• **Exercise instructions**:
In the article on Charlotte Bøving, what is the title of the autobiography she released in 2018?

- Born: 1 June 1967 (age 58)
- Occupations: Doctor; television presenter;
- Spouse(s): Pernille Lok ​ ​(m. 2017; div. 2019)​ Christina Jørgensen ​ ​(m. 2021; div. 2023)​

= Charlotte Bøving (doctor) =

Danish doctor and television presenter (born 1967)

Charlotte Bøving (born 1 June 1967) is a Danish physician and television presenter.

Bøving grew up in Varde, Denmark. In 1997, she started her career as a doctor in a training capacity at Varde Hospital. She joined her parents practice three years later.

Bøving rose to prominence as a figure after discussing problems with her father, who she described as a psychopath, in the TV series Din psykopat!. She later became involved with the DR program Lægen flytter ind, and later hosted the program Jagten på Stilheden.

Bøving released an autobiography in 2018, entitled Jeg lever med en udløbsdato, which detailed her life to that point. She revealed in 2019 that the book's release caused her brother to no longer speak to her. By 2026, the two had reconciled and began working together at Jugendhuset in Varde.

== Personal life ==
Bøving has been married four times in total. She was married to Pernille Lok from 2017 to 2019. The couple reportedly ended their divorce on good terms. She soon after met her second wife, Christina Jørgensen. The two were married from 2021 to 2023, before divorcing.

In 2016, Bøving revealed she had been diagnosed with stomach cancer.

• **Data provided**:
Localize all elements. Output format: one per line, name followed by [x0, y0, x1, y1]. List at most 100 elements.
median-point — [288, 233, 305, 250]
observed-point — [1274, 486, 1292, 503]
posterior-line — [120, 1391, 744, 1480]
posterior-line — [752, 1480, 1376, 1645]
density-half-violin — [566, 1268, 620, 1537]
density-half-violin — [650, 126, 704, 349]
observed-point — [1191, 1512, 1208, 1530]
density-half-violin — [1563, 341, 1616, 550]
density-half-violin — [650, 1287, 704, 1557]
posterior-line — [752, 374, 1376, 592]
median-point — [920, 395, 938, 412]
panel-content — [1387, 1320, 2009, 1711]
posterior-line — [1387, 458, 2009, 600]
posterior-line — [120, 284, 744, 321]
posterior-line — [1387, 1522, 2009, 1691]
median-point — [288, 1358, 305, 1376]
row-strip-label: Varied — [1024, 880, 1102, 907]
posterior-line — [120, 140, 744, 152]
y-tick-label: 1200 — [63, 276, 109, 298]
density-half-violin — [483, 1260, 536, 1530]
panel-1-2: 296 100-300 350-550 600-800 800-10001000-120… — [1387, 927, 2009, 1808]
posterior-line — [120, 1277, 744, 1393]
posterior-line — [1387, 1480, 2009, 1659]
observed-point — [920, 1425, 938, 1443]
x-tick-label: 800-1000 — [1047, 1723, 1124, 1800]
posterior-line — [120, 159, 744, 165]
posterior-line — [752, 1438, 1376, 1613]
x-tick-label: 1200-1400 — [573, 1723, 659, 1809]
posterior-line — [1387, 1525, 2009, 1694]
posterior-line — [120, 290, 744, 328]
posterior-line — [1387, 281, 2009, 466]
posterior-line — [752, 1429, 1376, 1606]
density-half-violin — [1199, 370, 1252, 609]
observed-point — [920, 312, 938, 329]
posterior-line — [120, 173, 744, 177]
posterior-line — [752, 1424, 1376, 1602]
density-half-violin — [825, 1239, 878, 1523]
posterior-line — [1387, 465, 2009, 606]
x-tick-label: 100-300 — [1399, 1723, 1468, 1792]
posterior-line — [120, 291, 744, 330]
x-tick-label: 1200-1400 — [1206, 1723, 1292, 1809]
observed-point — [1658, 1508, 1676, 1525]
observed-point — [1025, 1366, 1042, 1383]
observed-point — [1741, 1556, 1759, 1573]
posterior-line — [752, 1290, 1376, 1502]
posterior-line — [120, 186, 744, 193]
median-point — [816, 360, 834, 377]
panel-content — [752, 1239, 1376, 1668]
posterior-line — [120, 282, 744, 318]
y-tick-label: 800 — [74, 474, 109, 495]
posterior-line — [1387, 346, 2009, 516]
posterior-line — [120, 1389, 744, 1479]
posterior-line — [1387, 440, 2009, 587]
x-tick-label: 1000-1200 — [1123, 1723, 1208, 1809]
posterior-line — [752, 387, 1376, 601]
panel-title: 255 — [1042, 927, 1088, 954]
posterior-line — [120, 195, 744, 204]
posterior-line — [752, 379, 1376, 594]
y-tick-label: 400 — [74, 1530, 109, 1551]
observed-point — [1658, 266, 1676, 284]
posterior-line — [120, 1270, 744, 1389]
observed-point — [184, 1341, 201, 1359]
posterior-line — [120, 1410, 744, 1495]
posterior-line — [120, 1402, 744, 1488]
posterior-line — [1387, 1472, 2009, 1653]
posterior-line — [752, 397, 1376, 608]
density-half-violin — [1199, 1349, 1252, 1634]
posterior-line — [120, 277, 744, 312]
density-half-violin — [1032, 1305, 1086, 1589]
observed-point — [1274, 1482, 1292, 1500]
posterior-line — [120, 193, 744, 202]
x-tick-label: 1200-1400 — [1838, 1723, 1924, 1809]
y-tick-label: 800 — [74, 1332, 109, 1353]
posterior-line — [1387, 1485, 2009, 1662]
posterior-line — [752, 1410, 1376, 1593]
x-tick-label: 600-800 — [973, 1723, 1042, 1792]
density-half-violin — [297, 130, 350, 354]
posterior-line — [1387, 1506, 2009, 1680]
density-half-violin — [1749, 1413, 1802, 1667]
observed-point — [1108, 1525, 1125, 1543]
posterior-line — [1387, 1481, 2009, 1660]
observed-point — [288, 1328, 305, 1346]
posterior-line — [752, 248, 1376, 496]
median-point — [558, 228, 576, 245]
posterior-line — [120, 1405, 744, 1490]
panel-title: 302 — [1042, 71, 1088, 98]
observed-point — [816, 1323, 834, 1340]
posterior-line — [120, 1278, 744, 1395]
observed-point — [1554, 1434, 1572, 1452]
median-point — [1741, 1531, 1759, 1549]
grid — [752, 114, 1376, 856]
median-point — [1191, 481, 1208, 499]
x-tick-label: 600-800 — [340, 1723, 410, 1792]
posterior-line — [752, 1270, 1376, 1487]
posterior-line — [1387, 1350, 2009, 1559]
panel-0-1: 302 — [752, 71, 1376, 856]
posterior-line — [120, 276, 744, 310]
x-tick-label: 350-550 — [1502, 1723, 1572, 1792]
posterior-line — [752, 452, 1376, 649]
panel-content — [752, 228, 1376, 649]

• **Answer box**:
Jeg lever med en udløbsdato